WRITTEN INSTRUCTION:
Leave out the images and repeat the listing below without a single change.

* start *

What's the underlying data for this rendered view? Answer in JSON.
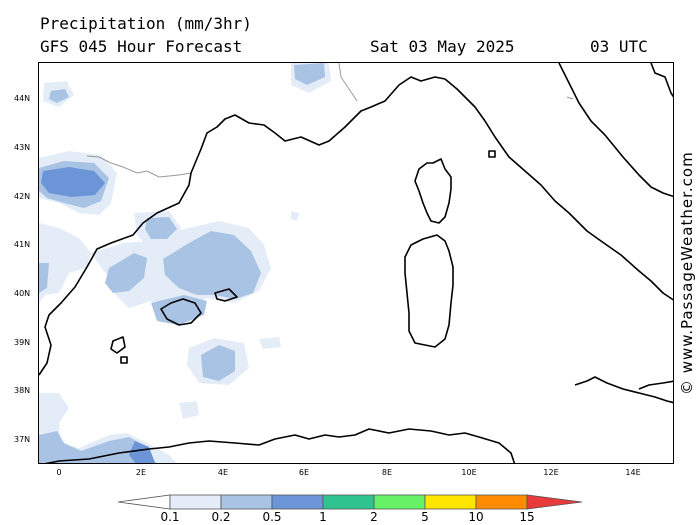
{
  "header": {
    "title": "Precipitation (mm/3hr)",
    "model": "GFS 045 Hour Forecast",
    "date": "Sat 03 May 2025",
    "time": "03 UTC"
  },
  "credit": "© www.PassageWeather.com",
  "axes": {
    "lat_labels": [
      "44N",
      "43N",
      "42N",
      "41N",
      "40N",
      "39N",
      "38N",
      "37N"
    ],
    "lon_labels": [
      "0",
      "2E",
      "4E",
      "6E",
      "8E",
      "10E",
      "12E",
      "14E"
    ]
  },
  "legend": {
    "labels": [
      "0.1",
      "0.2",
      "0.5",
      "1",
      "2",
      "5",
      "10",
      "15"
    ],
    "colors": [
      "#ffffff",
      "#e4ecf7",
      "#a9c3e4",
      "#6b95d6",
      "#2ec38f",
      "#66f066",
      "#ffe600",
      "#ff8c00",
      "#e83a3a"
    ]
  },
  "colors": {
    "precip_light": "#e4ecf7",
    "precip_mid": "#a9c3e4",
    "precip_heavy": "#6b95d6"
  }
}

* end *

EXPECTED ANSWER:
What's the underlying data for this rendered view? Answer in JSON.
{
  "header": {
    "title": "Precipitation (mm/3hr)",
    "model": "GFS 045 Hour Forecast",
    "date": "Sat 03 May 2025",
    "time": "03 UTC"
  },
  "credit": "© www.PassageWeather.com",
  "axes": {
    "lat_labels": [
      "44N",
      "43N",
      "42N",
      "41N",
      "40N",
      "39N",
      "38N",
      "37N"
    ],
    "lon_labels": [
      "0",
      "2E",
      "4E",
      "6E",
      "8E",
      "10E",
      "12E",
      "14E"
    ]
  },
  "legend": {
    "labels": [
      "0.1",
      "0.2",
      "0.5",
      "1",
      "2",
      "5",
      "10",
      "15"
    ],
    "colors": [
      "#ffffff",
      "#e4ecf7",
      "#a9c3e4",
      "#6b95d6",
      "#2ec38f",
      "#66f066",
      "#ffe600",
      "#ff8c00",
      "#e83a3a"
    ]
  },
  "colors": {
    "precip_light": "#e4ecf7",
    "precip_mid": "#a9c3e4",
    "precip_heavy": "#6b95d6"
  }
}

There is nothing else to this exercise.